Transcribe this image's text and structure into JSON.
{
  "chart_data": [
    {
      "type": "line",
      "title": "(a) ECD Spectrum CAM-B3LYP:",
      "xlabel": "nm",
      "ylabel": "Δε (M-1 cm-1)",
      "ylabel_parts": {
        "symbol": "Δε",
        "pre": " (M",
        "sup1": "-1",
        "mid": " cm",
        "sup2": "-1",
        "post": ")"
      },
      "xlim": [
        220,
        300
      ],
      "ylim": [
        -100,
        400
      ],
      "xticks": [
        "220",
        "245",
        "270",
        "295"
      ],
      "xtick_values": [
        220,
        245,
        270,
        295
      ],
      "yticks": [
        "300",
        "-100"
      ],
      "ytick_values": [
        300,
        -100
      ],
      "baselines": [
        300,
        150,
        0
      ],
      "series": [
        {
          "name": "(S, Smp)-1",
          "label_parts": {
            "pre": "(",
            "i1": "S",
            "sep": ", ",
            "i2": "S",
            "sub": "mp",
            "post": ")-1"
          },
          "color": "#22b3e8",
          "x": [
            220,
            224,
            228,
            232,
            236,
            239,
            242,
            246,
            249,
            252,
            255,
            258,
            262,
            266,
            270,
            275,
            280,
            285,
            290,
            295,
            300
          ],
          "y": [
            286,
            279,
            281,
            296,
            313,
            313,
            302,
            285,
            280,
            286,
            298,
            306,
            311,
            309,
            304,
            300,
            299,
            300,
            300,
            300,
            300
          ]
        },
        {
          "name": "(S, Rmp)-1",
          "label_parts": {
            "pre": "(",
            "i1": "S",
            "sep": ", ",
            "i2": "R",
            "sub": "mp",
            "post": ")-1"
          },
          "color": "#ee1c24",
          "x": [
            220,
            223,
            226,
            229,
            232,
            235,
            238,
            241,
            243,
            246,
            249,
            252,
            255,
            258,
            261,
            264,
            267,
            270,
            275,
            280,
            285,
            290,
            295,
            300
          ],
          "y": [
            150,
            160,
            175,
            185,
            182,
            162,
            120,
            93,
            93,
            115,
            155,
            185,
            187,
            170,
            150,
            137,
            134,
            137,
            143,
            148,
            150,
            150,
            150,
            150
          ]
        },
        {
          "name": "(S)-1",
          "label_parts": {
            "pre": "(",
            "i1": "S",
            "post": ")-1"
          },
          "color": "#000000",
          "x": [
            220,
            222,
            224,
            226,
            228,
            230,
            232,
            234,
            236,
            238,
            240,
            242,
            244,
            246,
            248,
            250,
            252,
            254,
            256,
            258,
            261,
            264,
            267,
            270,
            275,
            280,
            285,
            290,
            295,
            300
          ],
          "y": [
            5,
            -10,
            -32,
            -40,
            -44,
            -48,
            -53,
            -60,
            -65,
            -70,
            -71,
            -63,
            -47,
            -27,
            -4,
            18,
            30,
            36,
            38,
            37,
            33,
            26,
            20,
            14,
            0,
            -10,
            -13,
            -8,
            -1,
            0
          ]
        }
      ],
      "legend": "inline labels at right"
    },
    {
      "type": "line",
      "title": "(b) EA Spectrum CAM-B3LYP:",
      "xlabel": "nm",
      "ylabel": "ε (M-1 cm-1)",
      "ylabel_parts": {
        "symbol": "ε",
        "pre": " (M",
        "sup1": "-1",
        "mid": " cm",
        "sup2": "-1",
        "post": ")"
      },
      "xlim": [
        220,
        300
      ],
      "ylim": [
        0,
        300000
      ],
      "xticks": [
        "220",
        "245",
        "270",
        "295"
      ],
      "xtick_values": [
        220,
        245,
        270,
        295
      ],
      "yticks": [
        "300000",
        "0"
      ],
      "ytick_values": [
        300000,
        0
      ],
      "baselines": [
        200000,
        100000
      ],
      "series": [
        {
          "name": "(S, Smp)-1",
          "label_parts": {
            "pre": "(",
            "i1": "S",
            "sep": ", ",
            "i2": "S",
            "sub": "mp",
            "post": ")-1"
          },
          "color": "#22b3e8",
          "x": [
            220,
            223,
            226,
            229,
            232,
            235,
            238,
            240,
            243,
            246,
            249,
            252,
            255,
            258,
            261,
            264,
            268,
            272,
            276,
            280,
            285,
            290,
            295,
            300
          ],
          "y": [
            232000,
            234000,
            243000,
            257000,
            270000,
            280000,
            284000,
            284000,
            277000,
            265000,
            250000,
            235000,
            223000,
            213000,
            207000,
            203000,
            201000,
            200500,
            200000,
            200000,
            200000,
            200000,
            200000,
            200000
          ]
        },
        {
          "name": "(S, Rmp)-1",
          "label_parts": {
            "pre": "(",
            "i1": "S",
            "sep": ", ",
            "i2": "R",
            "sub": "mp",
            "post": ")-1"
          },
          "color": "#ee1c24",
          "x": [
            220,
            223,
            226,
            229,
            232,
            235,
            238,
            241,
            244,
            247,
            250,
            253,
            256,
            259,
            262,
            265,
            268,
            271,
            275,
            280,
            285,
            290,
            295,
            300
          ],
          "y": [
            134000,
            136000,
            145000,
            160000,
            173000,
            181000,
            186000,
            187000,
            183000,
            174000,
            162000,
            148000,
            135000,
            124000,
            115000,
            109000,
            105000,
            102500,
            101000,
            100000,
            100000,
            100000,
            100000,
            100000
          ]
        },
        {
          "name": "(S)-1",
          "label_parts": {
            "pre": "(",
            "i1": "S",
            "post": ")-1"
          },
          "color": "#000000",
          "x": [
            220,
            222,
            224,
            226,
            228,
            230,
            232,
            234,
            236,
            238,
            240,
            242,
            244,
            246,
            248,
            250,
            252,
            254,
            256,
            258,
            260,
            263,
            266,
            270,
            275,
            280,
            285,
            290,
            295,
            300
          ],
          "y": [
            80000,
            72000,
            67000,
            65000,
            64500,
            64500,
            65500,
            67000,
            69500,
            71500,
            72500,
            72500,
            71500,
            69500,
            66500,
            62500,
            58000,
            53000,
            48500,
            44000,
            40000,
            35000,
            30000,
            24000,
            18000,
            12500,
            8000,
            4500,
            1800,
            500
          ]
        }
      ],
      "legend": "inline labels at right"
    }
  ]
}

The problem –
Extract, word for word, each line of the listing above.

Reply to the task –
Transcribe this image's text and structure into JSON.
{
  "chart_data": [
    {
      "type": "line",
      "title": "(a) ECD Spectrum CAM-B3LYP:",
      "xlabel": "nm",
      "ylabel": "Δε (M-1 cm-1)",
      "ylabel_parts": {
        "symbol": "Δε",
        "pre": " (M",
        "sup1": "-1",
        "mid": " cm",
        "sup2": "-1",
        "post": ")"
      },
      "xlim": [
        220,
        300
      ],
      "ylim": [
        -100,
        400
      ],
      "xticks": [
        "220",
        "245",
        "270",
        "295"
      ],
      "xtick_values": [
        220,
        245,
        270,
        295
      ],
      "yticks": [
        "300",
        "-100"
      ],
      "ytick_values": [
        300,
        -100
      ],
      "baselines": [
        300,
        150,
        0
      ],
      "series": [
        {
          "name": "(S, Smp)-1",
          "label_parts": {
            "pre": "(",
            "i1": "S",
            "sep": ", ",
            "i2": "S",
            "sub": "mp",
            "post": ")-1"
          },
          "color": "#22b3e8",
          "x": [
            220,
            224,
            228,
            232,
            236,
            239,
            242,
            246,
            249,
            252,
            255,
            258,
            262,
            266,
            270,
            275,
            280,
            285,
            290,
            295,
            300
          ],
          "y": [
            286,
            279,
            281,
            296,
            313,
            313,
            302,
            285,
            280,
            286,
            298,
            306,
            311,
            309,
            304,
            300,
            299,
            300,
            300,
            300,
            300
          ]
        },
        {
          "name": "(S, Rmp)-1",
          "label_parts": {
            "pre": "(",
            "i1": "S",
            "sep": ", ",
            "i2": "R",
            "sub": "mp",
            "post": ")-1"
          },
          "color": "#ee1c24",
          "x": [
            220,
            223,
            226,
            229,
            232,
            235,
            238,
            241,
            243,
            246,
            249,
            252,
            255,
            258,
            261,
            264,
            267,
            270,
            275,
            280,
            285,
            290,
            295,
            300
          ],
          "y": [
            150,
            160,
            175,
            185,
            182,
            162,
            120,
            93,
            93,
            115,
            155,
            185,
            187,
            170,
            150,
            137,
            134,
            137,
            143,
            148,
            150,
            150,
            150,
            150
          ]
        },
        {
          "name": "(S)-1",
          "label_parts": {
            "pre": "(",
            "i1": "S",
            "post": ")-1"
          },
          "color": "#000000",
          "x": [
            220,
            222,
            224,
            226,
            228,
            230,
            232,
            234,
            236,
            238,
            240,
            242,
            244,
            246,
            248,
            250,
            252,
            254,
            256,
            258,
            261,
            264,
            267,
            270,
            275,
            280,
            285,
            290,
            295,
            300
          ],
          "y": [
            5,
            -10,
            -32,
            -40,
            -44,
            -48,
            -53,
            -60,
            -65,
            -70,
            -71,
            -63,
            -47,
            -27,
            -4,
            18,
            30,
            36,
            38,
            37,
            33,
            26,
            20,
            14,
            0,
            -10,
            -13,
            -8,
            -1,
            0
          ]
        }
      ],
      "legend": "inline labels at right"
    },
    {
      "type": "line",
      "title": "(b) EA Spectrum CAM-B3LYP:",
      "xlabel": "nm",
      "ylabel": "ε (M-1 cm-1)",
      "ylabel_parts": {
        "symbol": "ε",
        "pre": " (M",
        "sup1": "-1",
        "mid": " cm",
        "sup2": "-1",
        "post": ")"
      },
      "xlim": [
        220,
        300
      ],
      "ylim": [
        0,
        300000
      ],
      "xticks": [
        "220",
        "245",
        "270",
        "295"
      ],
      "xtick_values": [
        220,
        245,
        270,
        295
      ],
      "yticks": [
        "300000",
        "0"
      ],
      "ytick_values": [
        300000,
        0
      ],
      "baselines": [
        200000,
        100000
      ],
      "series": [
        {
          "name": "(S, Smp)-1",
          "label_parts": {
            "pre": "(",
            "i1": "S",
            "sep": ", ",
            "i2": "S",
            "sub": "mp",
            "post": ")-1"
          },
          "color": "#22b3e8",
          "x": [
            220,
            223,
            226,
            229,
            232,
            235,
            238,
            240,
            243,
            246,
            249,
            252,
            255,
            258,
            261,
            264,
            268,
            272,
            276,
            280,
            285,
            290,
            295,
            300
          ],
          "y": [
            232000,
            234000,
            243000,
            257000,
            270000,
            280000,
            284000,
            284000,
            277000,
            265000,
            250000,
            235000,
            223000,
            213000,
            207000,
            203000,
            201000,
            200500,
            200000,
            200000,
            200000,
            200000,
            200000,
            200000
          ]
        },
        {
          "name": "(S, Rmp)-1",
          "label_parts": {
            "pre": "(",
            "i1": "S",
            "sep": ", ",
            "i2": "R",
            "sub": "mp",
            "post": ")-1"
          },
          "color": "#ee1c24",
          "x": [
            220,
            223,
            226,
            229,
            232,
            235,
            238,
            241,
            244,
            247,
            250,
            253,
            256,
            259,
            262,
            265,
            268,
            271,
            275,
            280,
            285,
            290,
            295,
            300
          ],
          "y": [
            134000,
            136000,
            145000,
            160000,
            173000,
            181000,
            186000,
            187000,
            183000,
            174000,
            162000,
            148000,
            135000,
            124000,
            115000,
            109000,
            105000,
            102500,
            101000,
            100000,
            100000,
            100000,
            100000,
            100000
          ]
        },
        {
          "name": "(S)-1",
          "label_parts": {
            "pre": "(",
            "i1": "S",
            "post": ")-1"
          },
          "color": "#000000",
          "x": [
            220,
            222,
            224,
            226,
            228,
            230,
            232,
            234,
            236,
            238,
            240,
            242,
            244,
            246,
            248,
            250,
            252,
            254,
            256,
            258,
            260,
            263,
            266,
            270,
            275,
            280,
            285,
            290,
            295,
            300
          ],
          "y": [
            80000,
            72000,
            67000,
            65000,
            64500,
            64500,
            65500,
            67000,
            69500,
            71500,
            72500,
            72500,
            71500,
            69500,
            66500,
            62500,
            58000,
            53000,
            48500,
            44000,
            40000,
            35000,
            30000,
            24000,
            18000,
            12500,
            8000,
            4500,
            1800,
            500
          ]
        }
      ],
      "legend": "inline labels at right"
    }
  ]
}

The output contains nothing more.